## Exercise task
Leave out the pictures and transcribe the rest of the records exactly.

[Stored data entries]
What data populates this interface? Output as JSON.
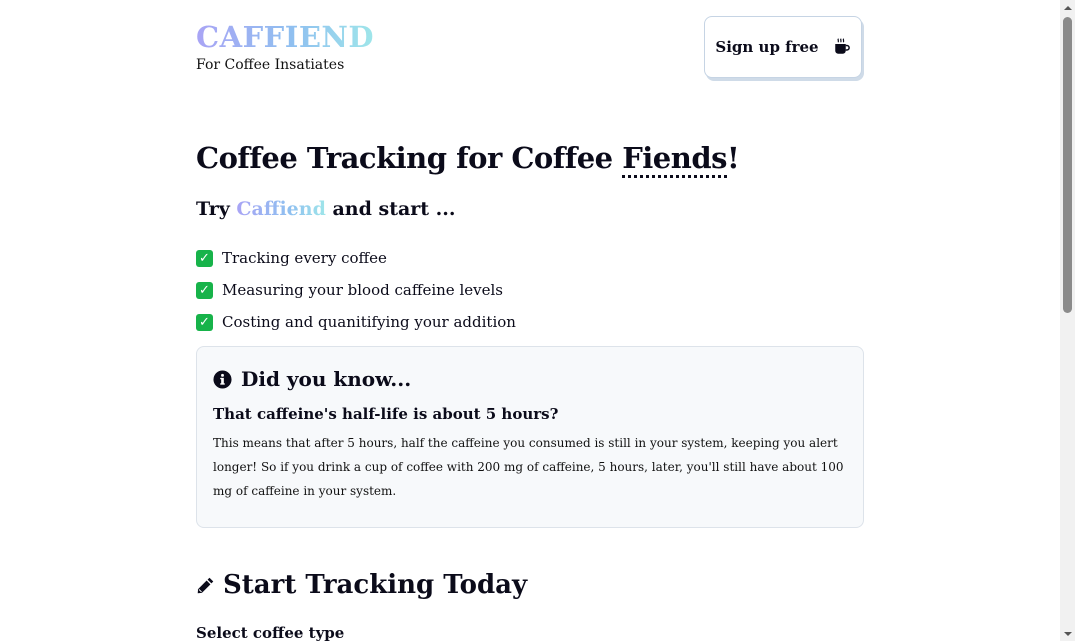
{
  "header": {
    "logo": "CAFFIEND",
    "tagline": "For Coffee Insatiates",
    "signup_label": "Sign up free",
    "signup_icon": "mug-hot-icon"
  },
  "hero": {
    "title_prefix": "Coffee Tracking for Coffee ",
    "title_highlight": "Fiends",
    "title_suffix": "!",
    "try_prefix": "Try ",
    "try_brand": "Caffiend",
    "try_suffix": " and start ..."
  },
  "features": [
    {
      "label": "Tracking every coffee"
    },
    {
      "label": "Measuring your blood caffeine levels"
    },
    {
      "label": "Costing and quanitifying your addition"
    }
  ],
  "did_you_know": {
    "title": "Did you know...",
    "subtitle": "That caffeine's half-life is about 5 hours?",
    "body": "This means that after 5 hours, half the caffeine you consumed is still in your system, keeping you alert longer! So if you drink a cup of coffee with 200 mg of caffeine, 5 hours, later, you'll still have about 100 mg of caffeine in your system."
  },
  "tracking": {
    "title": "Start Tracking Today",
    "select_label": "Select coffee type"
  },
  "colors": {
    "brand_gradient_start": "#a9a4f5",
    "brand_gradient_end": "#9fe6ea",
    "check_green": "#17b34a",
    "card_background": "#f7f9fb"
  }
}
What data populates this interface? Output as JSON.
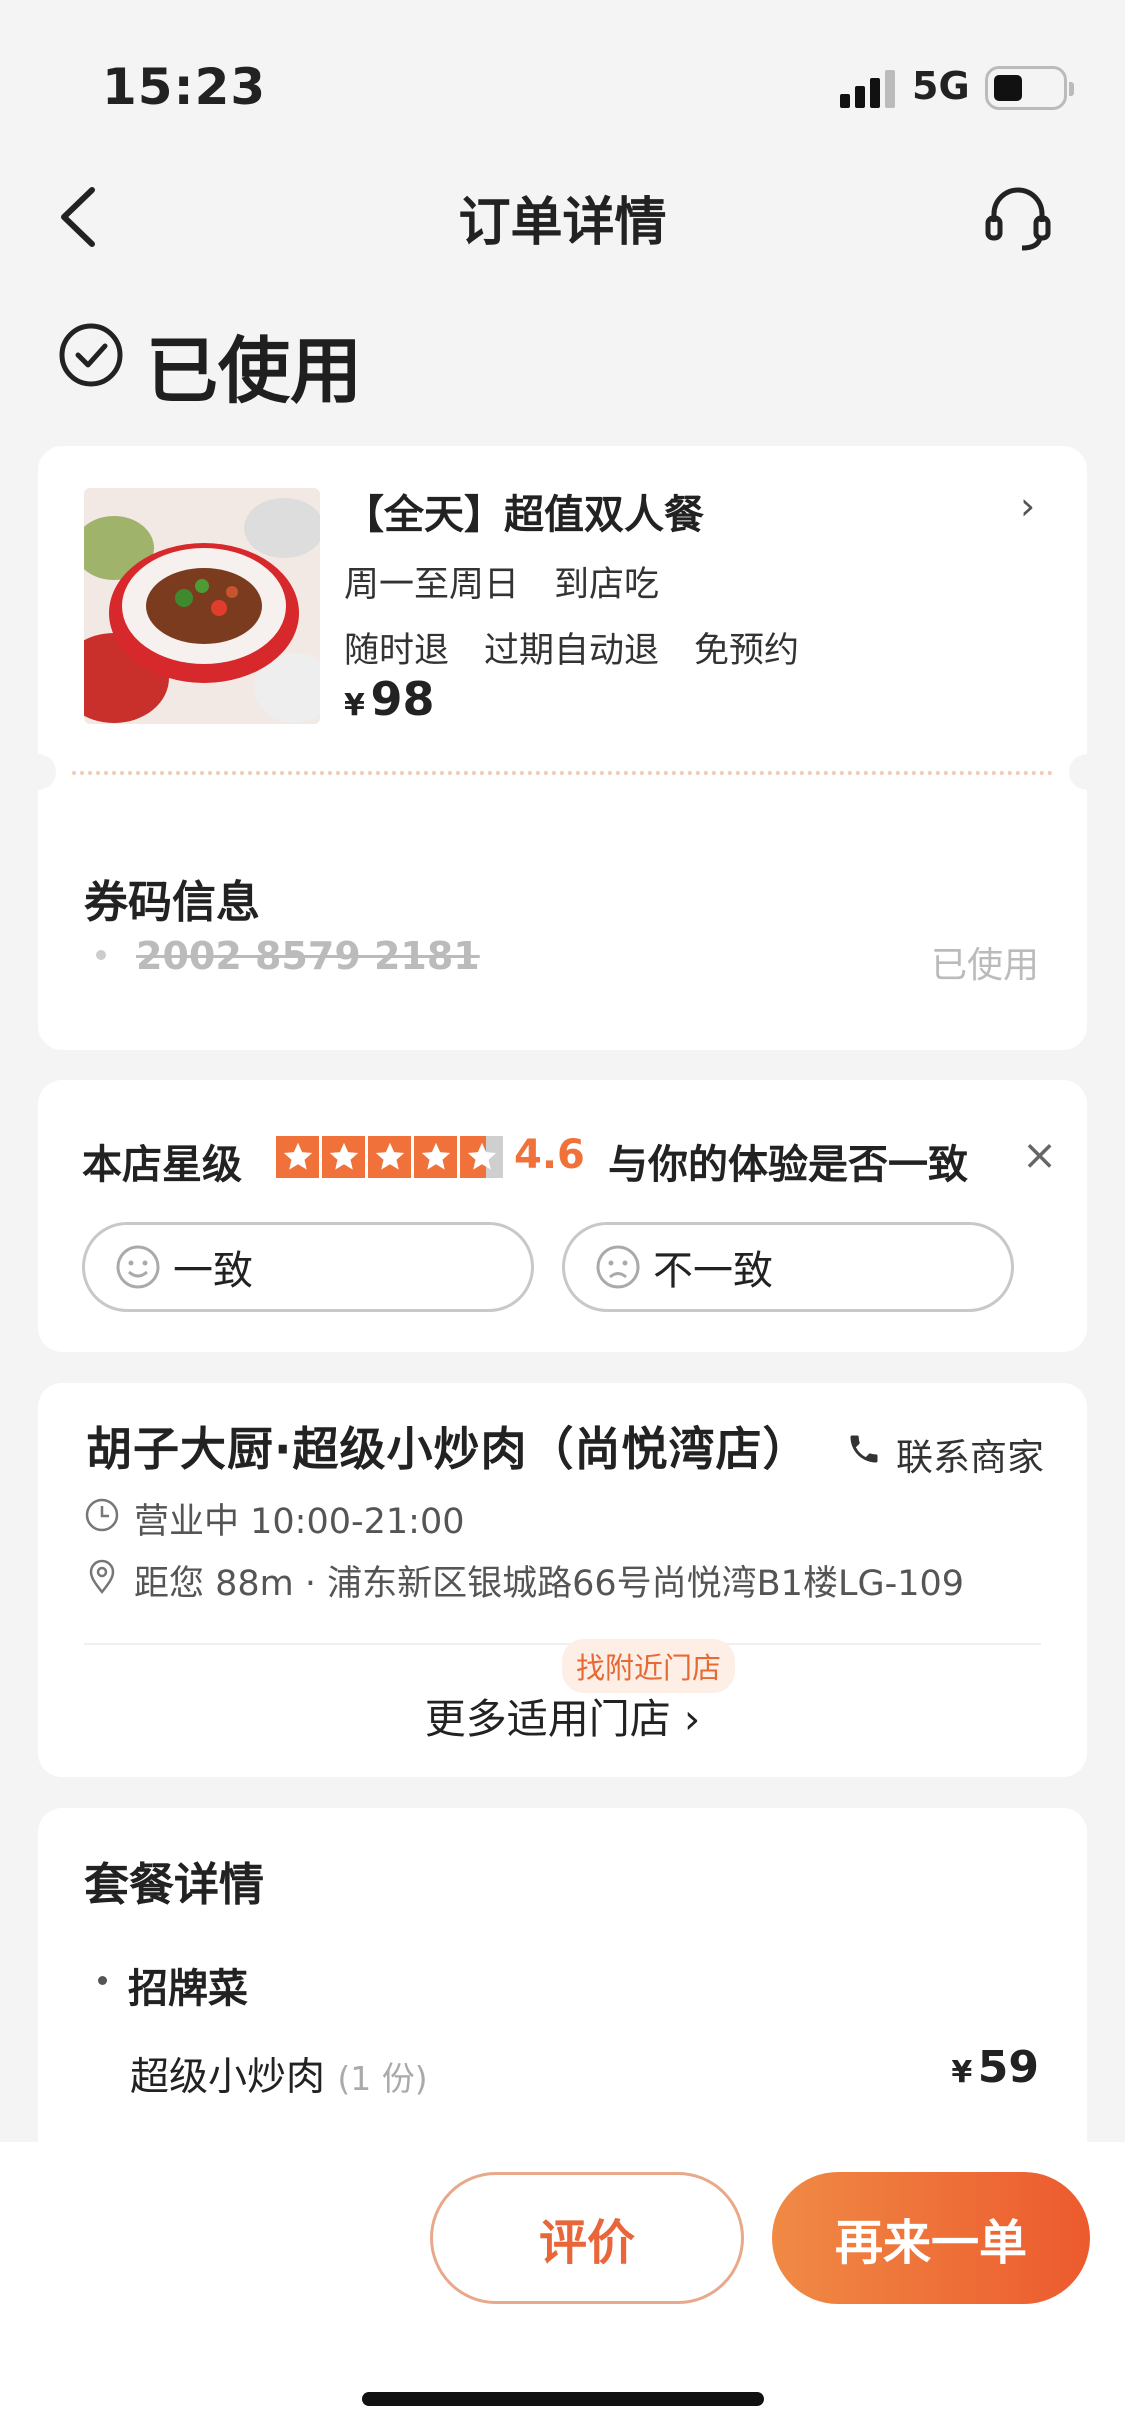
{
  "status_bar": {
    "time": "15:23",
    "network": "5G"
  },
  "nav": {
    "title": "订单详情"
  },
  "order_status": "已使用",
  "deal": {
    "title": "【全天】超值双人餐",
    "line1": "周一至周日　到店吃",
    "line2": "随时退　过期自动退　免预约",
    "currency": "¥",
    "price": "98"
  },
  "coupon": {
    "title": "券码信息",
    "code": "2002 8579 2181",
    "status": "已使用"
  },
  "rating": {
    "label": "本店星级",
    "score": "4.6",
    "stars": 4.6,
    "question": "与你的体验是否一致",
    "close": "×",
    "agree": "一致",
    "disagree": "不一致"
  },
  "shop": {
    "name": "胡子大厨·超级小炒肉（尚悦湾店）",
    "contact": "联系商家",
    "hours": "营业中 10:00-21:00",
    "location": "距您 88m · 浦东新区银城路66号尚悦湾B1楼LG-109",
    "nearby_tag": "找附近门店",
    "more_stores": "更多适用门店 ›"
  },
  "package": {
    "title": "套餐详情",
    "category": "招牌菜",
    "item": "超级小炒肉",
    "qty": "(1 份)",
    "currency": "¥",
    "price": "59"
  },
  "actions": {
    "review": "评价",
    "reorder": "再来一单"
  },
  "colors": {
    "accent": "#f0713a",
    "brand_gradient_start": "#f08a45",
    "brand_gradient_end": "#ec5a2e"
  }
}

## Result for this task
What data populates this interface? Output as JSON.
{
  "header": {
    "logo": "CAFFIEND",
    "tagline": "For Coffee Insatiates",
    "signup_label": "Sign up free",
    "signup_icon": "mug-hot-icon"
  },
  "hero": {
    "title_prefix": "Coffee Tracking for Coffee ",
    "title_highlight": "Fiends",
    "title_suffix": "!",
    "try_prefix": "Try ",
    "try_brand": "Caffiend",
    "try_suffix": " and start ..."
  },
  "features": [
    {
      "label": "Tracking every coffee"
    },
    {
      "label": "Measuring your blood caffeine levels"
    },
    {
      "label": "Costing and quanitifying your addition"
    }
  ],
  "did_you_know": {
    "title": "Did you know...",
    "subtitle": "That caffeine's half-life is about 5 hours?",
    "body": "This means that after 5 hours, half the caffeine you consumed is still in your system, keeping you alert longer! So if you drink a cup of coffee with 200 mg of caffeine, 5 hours, later, you'll still have about 100 mg of caffeine in your system."
  },
  "tracking": {
    "title": "Start Tracking Today",
    "select_label": "Select coffee type"
  },
  "colors": {
    "brand_gradient_start": "#a9a4f5",
    "brand_gradient_end": "#9fe6ea",
    "check_green": "#17b34a",
    "card_background": "#f7f9fb"
  }
}
What data populates this interface? Output as JSON.
{
  "status_bar": {
    "time": "15:23",
    "network": "5G"
  },
  "nav": {
    "title": "订单详情"
  },
  "order_status": "已使用",
  "deal": {
    "title": "【全天】超值双人餐",
    "line1": "周一至周日　到店吃",
    "line2": "随时退　过期自动退　免预约",
    "currency": "¥",
    "price": "98"
  },
  "coupon": {
    "title": "券码信息",
    "code": "2002 8579 2181",
    "status": "已使用"
  },
  "rating": {
    "label": "本店星级",
    "score": "4.6",
    "stars": 4.6,
    "question": "与你的体验是否一致",
    "close": "×",
    "agree": "一致",
    "disagree": "不一致"
  },
  "shop": {
    "name": "胡子大厨·超级小炒肉（尚悦湾店）",
    "contact": "联系商家",
    "hours": "营业中 10:00-21:00",
    "location": "距您 88m · 浦东新区银城路66号尚悦湾B1楼LG-109",
    "nearby_tag": "找附近门店",
    "more_stores": "更多适用门店 ›"
  },
  "package": {
    "title": "套餐详情",
    "category": "招牌菜",
    "item": "超级小炒肉",
    "qty": "(1 份)",
    "currency": "¥",
    "price": "59"
  },
  "actions": {
    "review": "评价",
    "reorder": "再来一单"
  },
  "colors": {
    "accent": "#f0713a",
    "brand_gradient_start": "#f08a45",
    "brand_gradient_end": "#ec5a2e"
  }
}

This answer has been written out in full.